Exercise details:
State how many lines of the records contain the string "text". Give the number alone.

Extracted records:
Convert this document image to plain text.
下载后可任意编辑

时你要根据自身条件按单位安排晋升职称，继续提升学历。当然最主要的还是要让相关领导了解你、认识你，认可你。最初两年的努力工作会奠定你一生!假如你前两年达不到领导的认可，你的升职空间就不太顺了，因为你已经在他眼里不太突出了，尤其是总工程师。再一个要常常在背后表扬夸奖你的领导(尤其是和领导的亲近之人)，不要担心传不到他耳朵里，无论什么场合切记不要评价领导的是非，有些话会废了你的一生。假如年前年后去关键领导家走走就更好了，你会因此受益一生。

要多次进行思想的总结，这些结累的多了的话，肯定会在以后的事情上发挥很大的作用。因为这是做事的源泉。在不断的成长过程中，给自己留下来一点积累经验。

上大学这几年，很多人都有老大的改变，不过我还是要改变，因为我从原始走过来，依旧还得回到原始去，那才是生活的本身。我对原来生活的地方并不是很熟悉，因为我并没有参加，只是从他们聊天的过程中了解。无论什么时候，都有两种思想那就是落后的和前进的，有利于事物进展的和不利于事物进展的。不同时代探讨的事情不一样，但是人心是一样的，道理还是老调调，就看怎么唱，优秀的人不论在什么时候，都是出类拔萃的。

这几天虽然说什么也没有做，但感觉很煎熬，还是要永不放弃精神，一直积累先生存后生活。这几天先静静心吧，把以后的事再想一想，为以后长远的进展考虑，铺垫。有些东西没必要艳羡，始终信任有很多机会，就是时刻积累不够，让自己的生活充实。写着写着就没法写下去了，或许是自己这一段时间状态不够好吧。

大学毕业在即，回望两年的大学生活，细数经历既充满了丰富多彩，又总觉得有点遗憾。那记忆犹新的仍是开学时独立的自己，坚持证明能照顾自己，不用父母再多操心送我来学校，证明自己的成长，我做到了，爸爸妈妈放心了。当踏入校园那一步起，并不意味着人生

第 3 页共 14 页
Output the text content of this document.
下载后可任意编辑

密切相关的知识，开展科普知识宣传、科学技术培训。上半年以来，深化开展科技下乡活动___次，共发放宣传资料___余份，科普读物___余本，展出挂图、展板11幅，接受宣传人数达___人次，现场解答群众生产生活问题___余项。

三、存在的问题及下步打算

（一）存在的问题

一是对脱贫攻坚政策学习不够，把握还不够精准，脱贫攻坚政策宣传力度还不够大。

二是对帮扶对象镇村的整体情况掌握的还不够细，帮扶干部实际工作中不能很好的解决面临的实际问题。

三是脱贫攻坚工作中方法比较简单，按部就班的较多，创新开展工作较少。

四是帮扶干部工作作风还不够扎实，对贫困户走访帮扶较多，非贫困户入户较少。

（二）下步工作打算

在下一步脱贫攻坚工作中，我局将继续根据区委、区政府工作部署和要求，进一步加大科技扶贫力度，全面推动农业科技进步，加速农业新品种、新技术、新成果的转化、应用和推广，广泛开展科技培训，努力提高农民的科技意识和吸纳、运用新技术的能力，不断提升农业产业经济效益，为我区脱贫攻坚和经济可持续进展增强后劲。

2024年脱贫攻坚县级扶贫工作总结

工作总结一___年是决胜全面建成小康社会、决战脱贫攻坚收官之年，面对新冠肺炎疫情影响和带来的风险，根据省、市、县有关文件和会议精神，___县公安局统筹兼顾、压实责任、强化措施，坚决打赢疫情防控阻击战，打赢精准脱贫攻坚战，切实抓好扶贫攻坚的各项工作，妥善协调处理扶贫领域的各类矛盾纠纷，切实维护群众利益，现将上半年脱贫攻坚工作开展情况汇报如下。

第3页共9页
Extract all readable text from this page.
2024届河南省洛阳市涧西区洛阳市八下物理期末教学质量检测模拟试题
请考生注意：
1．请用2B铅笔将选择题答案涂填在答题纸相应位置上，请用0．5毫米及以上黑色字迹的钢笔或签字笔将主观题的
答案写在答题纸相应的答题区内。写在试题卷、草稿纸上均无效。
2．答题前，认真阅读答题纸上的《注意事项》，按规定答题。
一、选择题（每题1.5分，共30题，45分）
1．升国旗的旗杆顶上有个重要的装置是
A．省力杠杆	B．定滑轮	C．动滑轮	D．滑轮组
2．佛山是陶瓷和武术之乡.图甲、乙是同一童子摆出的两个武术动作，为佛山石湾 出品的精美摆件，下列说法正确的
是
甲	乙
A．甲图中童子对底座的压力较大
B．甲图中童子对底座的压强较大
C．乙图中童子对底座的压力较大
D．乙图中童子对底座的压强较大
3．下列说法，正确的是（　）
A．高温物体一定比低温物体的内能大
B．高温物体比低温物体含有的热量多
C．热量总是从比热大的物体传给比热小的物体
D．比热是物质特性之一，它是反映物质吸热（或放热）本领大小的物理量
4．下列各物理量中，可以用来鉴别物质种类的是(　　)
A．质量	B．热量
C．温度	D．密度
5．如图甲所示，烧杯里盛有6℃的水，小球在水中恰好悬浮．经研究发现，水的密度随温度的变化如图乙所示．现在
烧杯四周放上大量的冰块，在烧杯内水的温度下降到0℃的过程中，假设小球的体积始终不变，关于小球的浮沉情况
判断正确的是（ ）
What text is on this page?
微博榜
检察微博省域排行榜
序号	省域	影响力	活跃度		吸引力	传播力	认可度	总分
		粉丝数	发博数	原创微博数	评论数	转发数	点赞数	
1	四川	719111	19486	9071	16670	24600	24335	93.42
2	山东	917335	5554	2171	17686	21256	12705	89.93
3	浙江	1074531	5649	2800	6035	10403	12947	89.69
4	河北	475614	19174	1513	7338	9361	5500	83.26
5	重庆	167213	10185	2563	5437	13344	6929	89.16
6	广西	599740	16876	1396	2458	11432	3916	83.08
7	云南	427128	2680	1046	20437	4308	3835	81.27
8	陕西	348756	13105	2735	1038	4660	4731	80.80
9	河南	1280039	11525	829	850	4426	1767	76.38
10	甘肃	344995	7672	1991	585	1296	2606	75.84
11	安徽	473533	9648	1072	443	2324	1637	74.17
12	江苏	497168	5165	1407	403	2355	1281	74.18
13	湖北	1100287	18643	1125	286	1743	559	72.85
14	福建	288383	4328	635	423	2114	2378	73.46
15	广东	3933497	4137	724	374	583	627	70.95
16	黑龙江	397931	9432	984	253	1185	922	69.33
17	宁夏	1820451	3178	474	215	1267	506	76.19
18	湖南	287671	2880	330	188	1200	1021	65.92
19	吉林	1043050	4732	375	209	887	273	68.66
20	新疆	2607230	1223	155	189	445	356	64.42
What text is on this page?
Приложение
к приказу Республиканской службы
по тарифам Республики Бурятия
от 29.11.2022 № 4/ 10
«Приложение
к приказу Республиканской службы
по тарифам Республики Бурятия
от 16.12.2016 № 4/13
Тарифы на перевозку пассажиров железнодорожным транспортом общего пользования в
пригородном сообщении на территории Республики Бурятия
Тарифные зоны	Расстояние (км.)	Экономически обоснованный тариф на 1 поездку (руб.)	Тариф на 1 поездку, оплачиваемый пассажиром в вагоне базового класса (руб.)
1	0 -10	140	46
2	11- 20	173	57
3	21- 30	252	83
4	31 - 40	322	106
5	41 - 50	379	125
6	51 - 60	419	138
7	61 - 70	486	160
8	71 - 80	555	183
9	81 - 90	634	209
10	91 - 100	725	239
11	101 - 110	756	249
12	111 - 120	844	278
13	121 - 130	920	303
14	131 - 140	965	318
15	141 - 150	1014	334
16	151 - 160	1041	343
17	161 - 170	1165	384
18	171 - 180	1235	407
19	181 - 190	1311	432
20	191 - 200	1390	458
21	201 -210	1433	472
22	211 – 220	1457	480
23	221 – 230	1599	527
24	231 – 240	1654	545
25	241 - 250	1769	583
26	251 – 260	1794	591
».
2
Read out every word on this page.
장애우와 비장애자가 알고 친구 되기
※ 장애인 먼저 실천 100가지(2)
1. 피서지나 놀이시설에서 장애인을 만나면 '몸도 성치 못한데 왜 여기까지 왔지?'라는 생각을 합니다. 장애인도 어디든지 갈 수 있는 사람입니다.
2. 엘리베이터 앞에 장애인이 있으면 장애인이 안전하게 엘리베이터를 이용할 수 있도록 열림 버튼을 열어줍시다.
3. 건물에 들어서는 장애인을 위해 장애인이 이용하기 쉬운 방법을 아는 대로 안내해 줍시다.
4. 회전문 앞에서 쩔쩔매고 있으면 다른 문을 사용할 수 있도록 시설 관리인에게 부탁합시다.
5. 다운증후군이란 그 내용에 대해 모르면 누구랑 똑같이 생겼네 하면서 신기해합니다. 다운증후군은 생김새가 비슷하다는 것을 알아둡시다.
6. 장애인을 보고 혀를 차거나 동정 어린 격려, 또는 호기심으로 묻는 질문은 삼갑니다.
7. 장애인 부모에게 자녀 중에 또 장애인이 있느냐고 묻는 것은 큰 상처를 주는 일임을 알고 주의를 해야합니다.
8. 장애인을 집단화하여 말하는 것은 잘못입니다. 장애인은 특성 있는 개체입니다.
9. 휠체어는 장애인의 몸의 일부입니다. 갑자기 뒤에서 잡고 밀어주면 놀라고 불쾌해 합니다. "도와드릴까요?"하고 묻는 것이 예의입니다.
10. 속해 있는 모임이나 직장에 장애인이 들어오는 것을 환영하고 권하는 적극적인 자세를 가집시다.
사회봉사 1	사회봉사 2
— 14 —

Exercise answer:
5